__Dataset records__.
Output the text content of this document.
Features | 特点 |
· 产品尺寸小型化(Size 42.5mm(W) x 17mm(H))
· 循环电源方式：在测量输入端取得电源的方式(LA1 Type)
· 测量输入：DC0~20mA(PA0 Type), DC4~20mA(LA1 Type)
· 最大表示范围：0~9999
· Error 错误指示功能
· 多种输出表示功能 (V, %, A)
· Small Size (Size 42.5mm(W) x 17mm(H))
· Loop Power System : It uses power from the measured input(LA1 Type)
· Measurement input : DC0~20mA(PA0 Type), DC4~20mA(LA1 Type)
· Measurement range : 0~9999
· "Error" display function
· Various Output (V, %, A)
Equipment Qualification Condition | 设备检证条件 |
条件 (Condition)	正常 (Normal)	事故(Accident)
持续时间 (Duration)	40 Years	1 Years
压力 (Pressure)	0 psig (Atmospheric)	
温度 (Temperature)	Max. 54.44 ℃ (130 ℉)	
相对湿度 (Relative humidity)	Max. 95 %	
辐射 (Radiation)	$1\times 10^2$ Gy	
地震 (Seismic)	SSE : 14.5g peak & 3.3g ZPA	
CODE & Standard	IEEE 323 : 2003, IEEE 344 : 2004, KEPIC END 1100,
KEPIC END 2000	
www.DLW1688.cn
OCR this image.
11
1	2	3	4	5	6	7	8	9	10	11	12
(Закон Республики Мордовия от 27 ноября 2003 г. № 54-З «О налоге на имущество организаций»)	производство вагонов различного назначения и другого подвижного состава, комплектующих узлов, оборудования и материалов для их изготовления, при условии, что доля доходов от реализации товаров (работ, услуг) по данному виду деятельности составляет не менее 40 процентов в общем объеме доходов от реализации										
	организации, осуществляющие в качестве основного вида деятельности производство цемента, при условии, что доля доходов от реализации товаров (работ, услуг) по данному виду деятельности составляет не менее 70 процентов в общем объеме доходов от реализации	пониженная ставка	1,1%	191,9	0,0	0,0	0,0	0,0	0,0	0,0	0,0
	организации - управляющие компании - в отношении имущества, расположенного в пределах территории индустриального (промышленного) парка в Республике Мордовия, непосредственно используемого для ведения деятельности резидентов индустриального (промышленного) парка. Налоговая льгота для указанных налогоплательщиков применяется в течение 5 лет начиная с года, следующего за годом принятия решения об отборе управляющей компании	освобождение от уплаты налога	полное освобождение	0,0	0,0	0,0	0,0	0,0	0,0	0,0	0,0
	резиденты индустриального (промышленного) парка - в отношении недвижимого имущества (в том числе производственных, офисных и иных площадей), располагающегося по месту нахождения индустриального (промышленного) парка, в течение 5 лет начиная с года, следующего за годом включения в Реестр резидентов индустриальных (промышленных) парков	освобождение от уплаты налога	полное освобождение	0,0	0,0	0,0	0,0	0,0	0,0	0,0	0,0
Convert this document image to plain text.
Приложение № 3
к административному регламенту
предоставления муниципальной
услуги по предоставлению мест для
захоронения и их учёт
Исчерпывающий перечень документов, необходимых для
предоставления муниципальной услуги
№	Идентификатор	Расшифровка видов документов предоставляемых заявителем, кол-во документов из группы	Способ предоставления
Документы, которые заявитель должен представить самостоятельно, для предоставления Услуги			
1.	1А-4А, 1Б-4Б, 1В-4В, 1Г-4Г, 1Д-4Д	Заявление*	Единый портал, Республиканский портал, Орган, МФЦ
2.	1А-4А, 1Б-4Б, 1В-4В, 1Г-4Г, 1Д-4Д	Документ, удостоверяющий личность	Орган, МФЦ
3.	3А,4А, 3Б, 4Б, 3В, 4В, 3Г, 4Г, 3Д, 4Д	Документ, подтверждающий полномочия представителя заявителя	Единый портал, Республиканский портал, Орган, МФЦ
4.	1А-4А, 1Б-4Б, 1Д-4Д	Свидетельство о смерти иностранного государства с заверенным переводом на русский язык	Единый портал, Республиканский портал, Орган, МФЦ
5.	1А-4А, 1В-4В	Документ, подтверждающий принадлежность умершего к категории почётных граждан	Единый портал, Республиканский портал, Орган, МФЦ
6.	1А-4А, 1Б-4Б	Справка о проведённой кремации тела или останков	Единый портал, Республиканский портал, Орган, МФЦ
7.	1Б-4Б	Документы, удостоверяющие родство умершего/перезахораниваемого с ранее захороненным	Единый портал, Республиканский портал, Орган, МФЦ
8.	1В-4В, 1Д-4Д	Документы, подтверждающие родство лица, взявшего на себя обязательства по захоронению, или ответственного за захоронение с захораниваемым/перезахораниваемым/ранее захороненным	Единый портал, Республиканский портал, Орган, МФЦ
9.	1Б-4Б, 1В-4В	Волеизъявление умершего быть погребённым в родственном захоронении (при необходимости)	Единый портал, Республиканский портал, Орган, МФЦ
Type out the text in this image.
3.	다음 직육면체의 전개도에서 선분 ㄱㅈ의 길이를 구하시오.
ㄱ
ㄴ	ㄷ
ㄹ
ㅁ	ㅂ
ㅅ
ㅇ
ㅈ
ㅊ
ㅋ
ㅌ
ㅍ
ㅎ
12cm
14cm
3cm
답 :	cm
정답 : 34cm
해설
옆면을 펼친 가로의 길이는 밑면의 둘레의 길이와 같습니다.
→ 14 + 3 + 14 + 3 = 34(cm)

__Written task__. Copy out every line holding the string "KEPIC".

__Result of this task__.
CODE & Standard	IEEE 323 : 2003, IEEE 344 : 2004, KEPIC END 1100,
KEPIC END 2000	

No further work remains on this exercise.